(Stored data)
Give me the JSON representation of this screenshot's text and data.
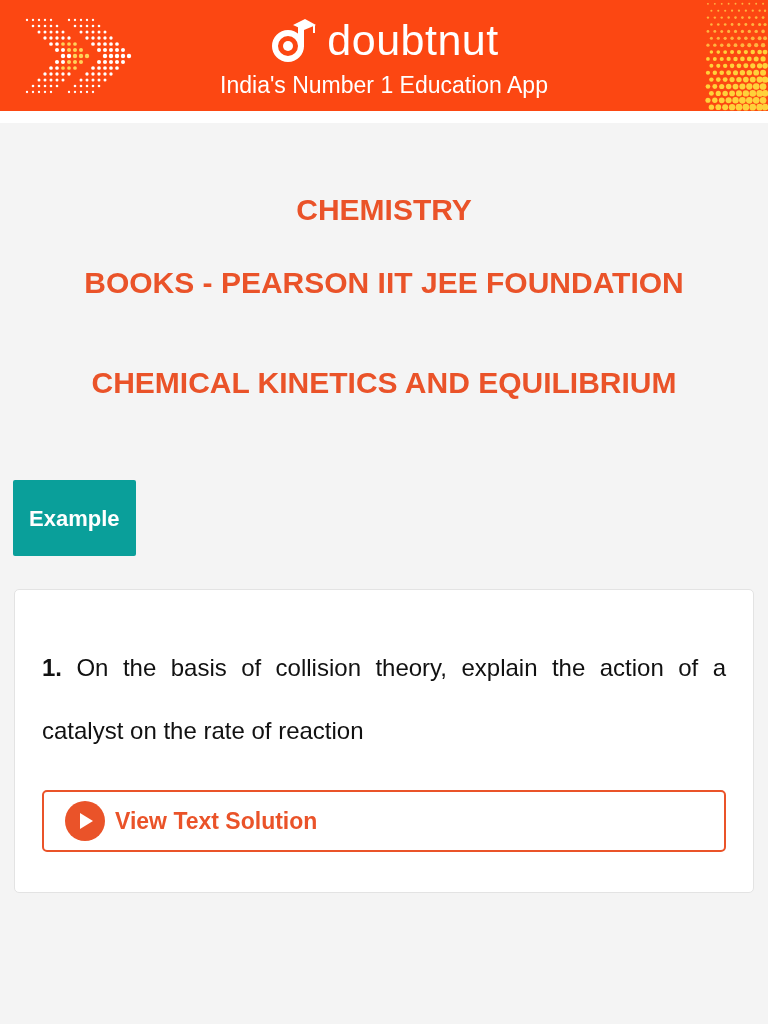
{
  "header": {
    "brand": "doubtnut",
    "tagline": "India's Number 1 Education App"
  },
  "subject": "CHEMISTRY",
  "book": "BOOKS - PEARSON IIT JEE FOUNDATION",
  "chapter": "CHEMICAL KINETICS AND EQUILIBRIUM",
  "section_label": "Example",
  "questions": [
    {
      "text": "**1.** On the basis of collision theory, explain the action of a catalyst on the rate of reaction",
      "button": "View Text Solution"
    }
  ]
}
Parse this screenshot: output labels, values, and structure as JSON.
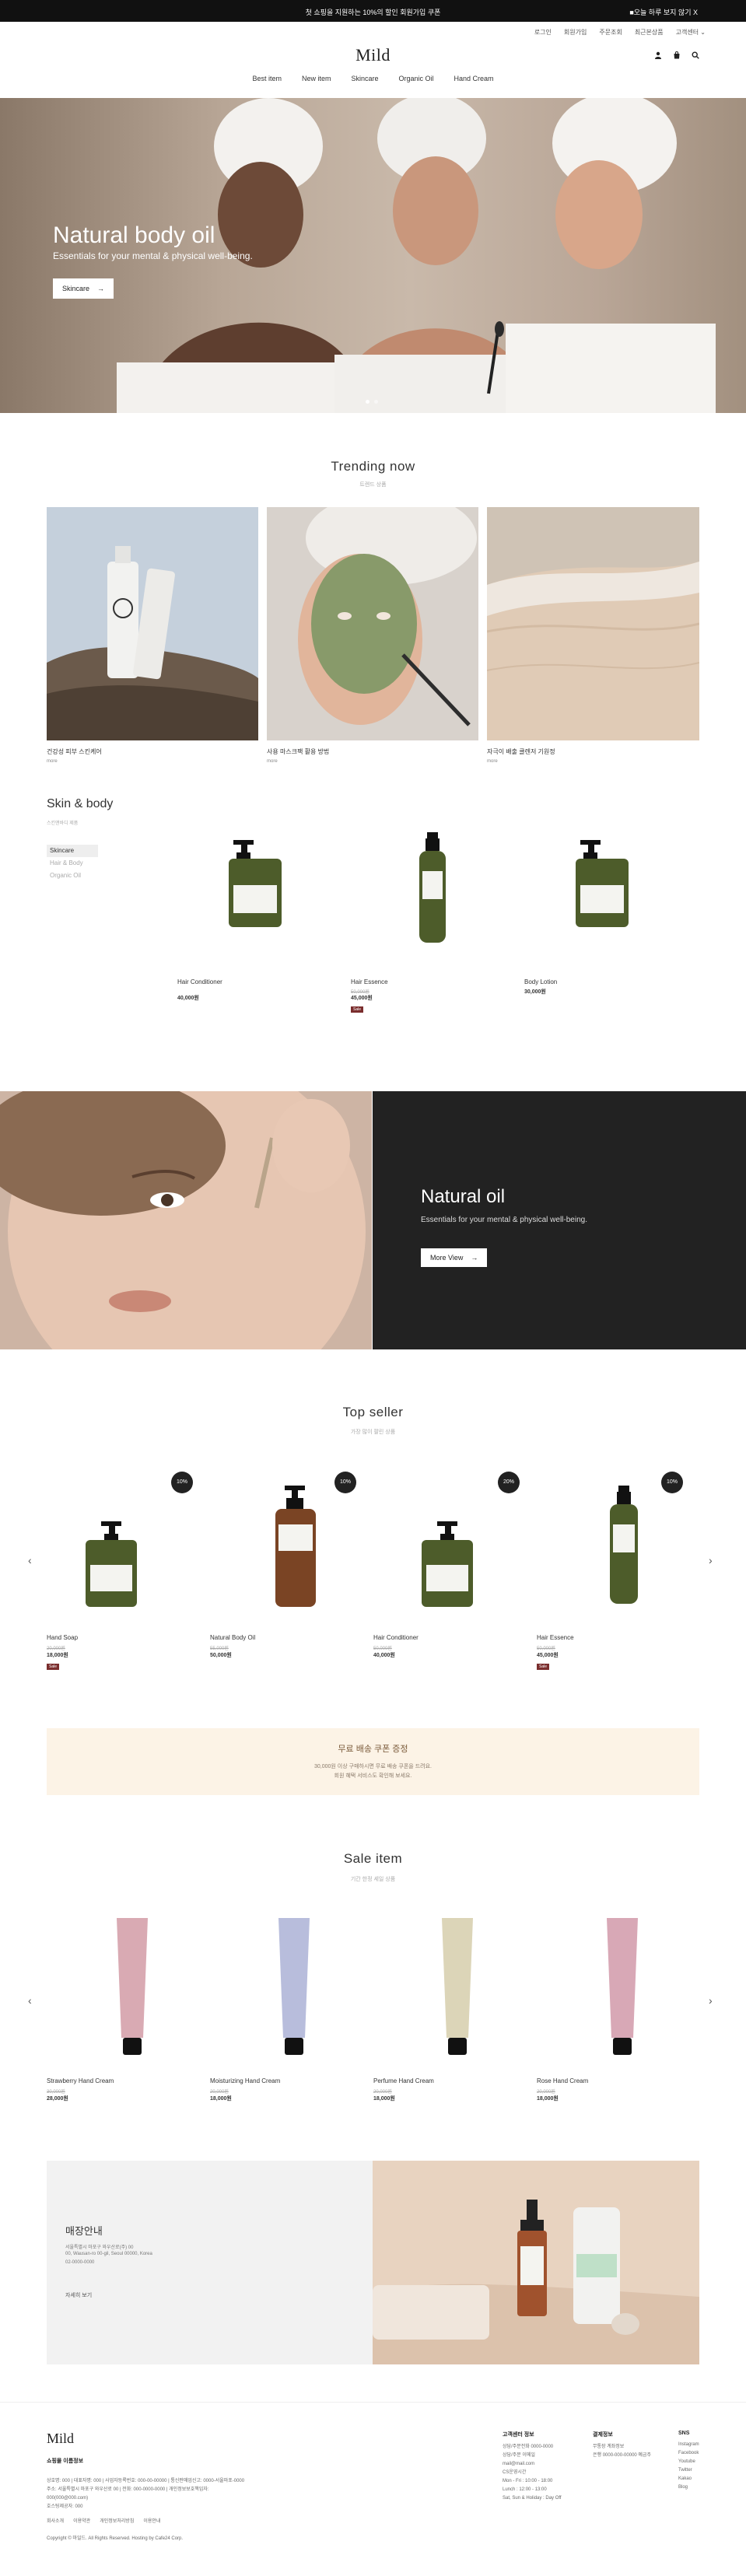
{
  "topbar": {
    "announcement": "첫 쇼핑을 지원하는 10%의 할인 회원가입 쿠폰",
    "right_link": "■오늘 하루 보지 않기 X"
  },
  "util_links": [
    "로그인",
    "회원가입",
    "주문조회",
    "최근본상품",
    "고객센터 ⌄"
  ],
  "logo": "Mild",
  "nav": [
    "Best item",
    "New item",
    "Skincare",
    "Organic Oil",
    "Hand Cream"
  ],
  "hero": {
    "title": "Natural body oil",
    "subtitle": "Essentials for your mental & physical well-being.",
    "button": "Skincare",
    "slide_count": 2,
    "active_slide": 1
  },
  "trending": {
    "title": "Trending now",
    "subtitle": "트렌드 상품",
    "items": [
      {
        "caption": "건강성 피부 스킨케어",
        "more": "more"
      },
      {
        "caption": "사용 마스크팩 활용 방법",
        "more": "more"
      },
      {
        "caption": "자극이 배출 클렌저 기원정",
        "more": "more"
      }
    ]
  },
  "skin_body": {
    "title": "Skin & body",
    "subtitle": "스킨앤바디 제품",
    "tabs": [
      "Skincare",
      "Hair & Body",
      "Organic Oil"
    ],
    "active_tab": 0,
    "products": [
      {
        "name": "Hair Conditioner",
        "old_price": "",
        "price": "40,000원",
        "badge": ""
      },
      {
        "name": "Hair Essence",
        "old_price": "50,000원",
        "price": "45,000원",
        "badge": "Sale"
      },
      {
        "name": "Body Lotion",
        "old_price": "",
        "price": "30,000원",
        "badge": ""
      }
    ]
  },
  "banner": {
    "title": "Natural oil",
    "subtitle": "Essentials for your mental & physical well-being.",
    "button": "More View"
  },
  "top_seller": {
    "title": "Top seller",
    "subtitle": "가장 많이 팔린 상품",
    "products": [
      {
        "name": "Hand Soap",
        "old_price": "20,000원",
        "price": "18,000원",
        "badge": "Sale",
        "discount": "10%"
      },
      {
        "name": "Natural Body Oil",
        "old_price": "55,000원",
        "price": "50,000원",
        "badge": "",
        "discount": "10%"
      },
      {
        "name": "Hair Conditioner",
        "old_price": "50,000원",
        "price": "40,000원",
        "badge": "",
        "discount": "20%"
      },
      {
        "name": "Hair Essence",
        "old_price": "50,000원",
        "price": "45,000원",
        "badge": "Sale",
        "discount": "10%"
      }
    ]
  },
  "coupon": {
    "title": "무료 배송 쿠폰 증정",
    "line1": "30,000원 이상 구매하시면 무료 배송 쿠폰을 드려요.",
    "line2": "회원 혜택 서비스도 확인해 보세요."
  },
  "sale_item": {
    "title": "Sale item",
    "subtitle": "기간 한정 세일 상품",
    "products": [
      {
        "name": "Strawberry Hand Cream",
        "old_price": "30,000원",
        "price": "28,000원",
        "color": "#d9aab3"
      },
      {
        "name": "Moisturizing Hand Cream",
        "old_price": "20,000원",
        "price": "18,000원",
        "color": "#b8bddc"
      },
      {
        "name": "Perfume Hand Cream",
        "old_price": "20,000원",
        "price": "18,000원",
        "color": "#dcd5b8"
      },
      {
        "name": "Rose Hand Cream",
        "old_price": "20,000원",
        "price": "18,000원",
        "color": "#d8a8b6"
      }
    ]
  },
  "store": {
    "title": "매장안내",
    "address": "서울특별시 마포구 와우산로(주) 00",
    "address2": "00, Wausan-ro 00-gil, Seoul 00000, Korea",
    "phone": "02-0000-0000",
    "link": "자세히 보기"
  },
  "footer": {
    "logo": "Mild",
    "company": "쇼핑몰 이름정보",
    "info_lines": [
      "상호명: 000 | 대표자명: 000 | 사업자등록번호: 000-00-00000 | 통신판매업신고: 0000-서울마포-0000",
      "주소: 서울특별시 마포구 와우산로 00 | 전화: 000-0000-0000 | 개인정보보호책임자: 000(000@000.com)",
      "호스팅제공자: 000"
    ],
    "policy_links": [
      "회사소개",
      "이용약관",
      "개인정보처리방침",
      "이용안내"
    ],
    "copyright": "Copyright © 마일드. All Rights Reserved. Hosting by Cafe24 Corp.",
    "cs_title": "고객센터 정보",
    "cs_lines": [
      "상담/주문전화 0000-0000",
      "상담/주문 이메일",
      "mail@mail.com",
      "CS운영시간",
      "Mon - Fri : 10:00 - 18:00",
      "Lunch : 12:00 - 13:00",
      "Sat, Sun & Holiday : Day Off"
    ],
    "bank_title": "결제정보",
    "bank_lines": [
      "무통장 계좌정보",
      "은행 0000-000-00000 예금주"
    ],
    "sns_title": "SNS",
    "sns_links": [
      "Instagram",
      "Facebook",
      "Youtube",
      "Twitter",
      "Kakao",
      "Blog"
    ]
  },
  "colors": {
    "topbar": "#111111",
    "banner_dark": "#222222",
    "sale_badge": "#7a2d2d",
    "coupon_bg": "#fcf3e6",
    "store_bg": "#f2f2f2"
  }
}
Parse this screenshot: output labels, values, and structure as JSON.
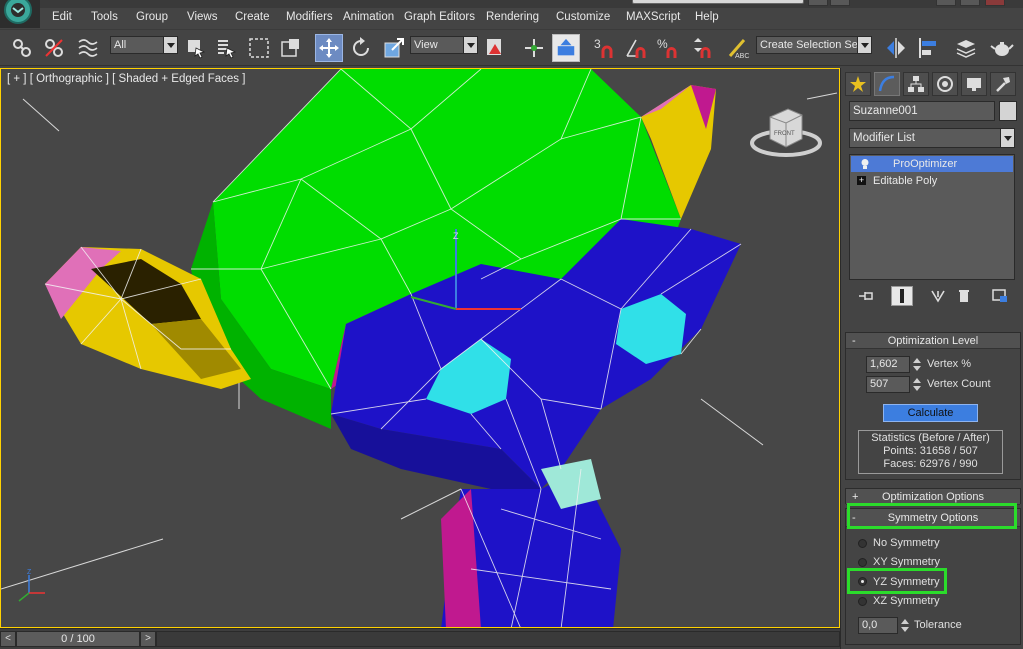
{
  "app": {
    "name": "3ds Max"
  },
  "menu": {
    "items": [
      {
        "label": "Edit"
      },
      {
        "label": "Tools"
      },
      {
        "label": "Group"
      },
      {
        "label": "Views"
      },
      {
        "label": "Create"
      },
      {
        "label": "Modifiers"
      },
      {
        "label": "Animation"
      },
      {
        "label": "Graph Editors"
      },
      {
        "label": "Rendering"
      },
      {
        "label": "Customize"
      },
      {
        "label": "MAXScript"
      },
      {
        "label": "Help"
      }
    ]
  },
  "toolbar": {
    "filter_select": "All",
    "ref_coord_select": "View",
    "named_selection_select": "Create Selection Se",
    "snap_labels": {
      "snap3d": "3",
      "angle": "",
      "percent": "%"
    }
  },
  "viewport": {
    "label": "[ + ] [ Orthographic ] [ Shaded + Edged Faces ]",
    "viewcube_face": "FRONT",
    "axis_z": "Z",
    "tripod": {
      "x": "X",
      "y": "Y",
      "z": "Z"
    }
  },
  "timeline": {
    "prev": "<",
    "position": "0 / 100",
    "next": ">"
  },
  "command_panel": {
    "object_name": "Suzanne001",
    "modifier_list": "Modifier List",
    "stack": [
      {
        "label": "ProOptimizer",
        "selected": true
      },
      {
        "label": "Editable Poly",
        "selected": false
      }
    ],
    "optimization_level": {
      "title": "Optimization Level",
      "sign": "-",
      "vertex_percent_value": "1,602",
      "vertex_percent_label": "Vertex %",
      "vertex_count_value": "507",
      "vertex_count_label": "Vertex Count",
      "calculate_label": "Calculate",
      "stats_title": "Statistics (Before / After)",
      "stats_points": "Points: 31658 / 507",
      "stats_faces": "Faces: 62976 / 990"
    },
    "optimization_options": {
      "title": "Optimization Options",
      "sign": "+"
    },
    "symmetry_options": {
      "title": "Symmetry Options",
      "sign": "-",
      "options": [
        {
          "label": "No Symmetry",
          "checked": false
        },
        {
          "label": "XY Symmetry",
          "checked": false
        },
        {
          "label": "YZ Symmetry",
          "checked": true
        },
        {
          "label": "XZ Symmetry",
          "checked": false
        }
      ],
      "tolerance_value": "0,0",
      "tolerance_label": "Tolerance"
    }
  },
  "colors": {
    "highlight": "#2bdc2b",
    "viewport_border": "#ffd200",
    "selected_stack": "#4d7ad6",
    "calculate_button": "#3c7ee0",
    "mesh_green": "#00dd00",
    "mesh_blue": "#1e12c8",
    "mesh_yellow": "#e6c800",
    "mesh_cyan": "#30e0e8",
    "mesh_magenta": "#c0198f"
  }
}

◆ What you need to do: Look over the material above and show each line where "Skincare" appears.

◆ Exercise answer:
    "Skincare",
    "button": "Skincare",
      "Skincare",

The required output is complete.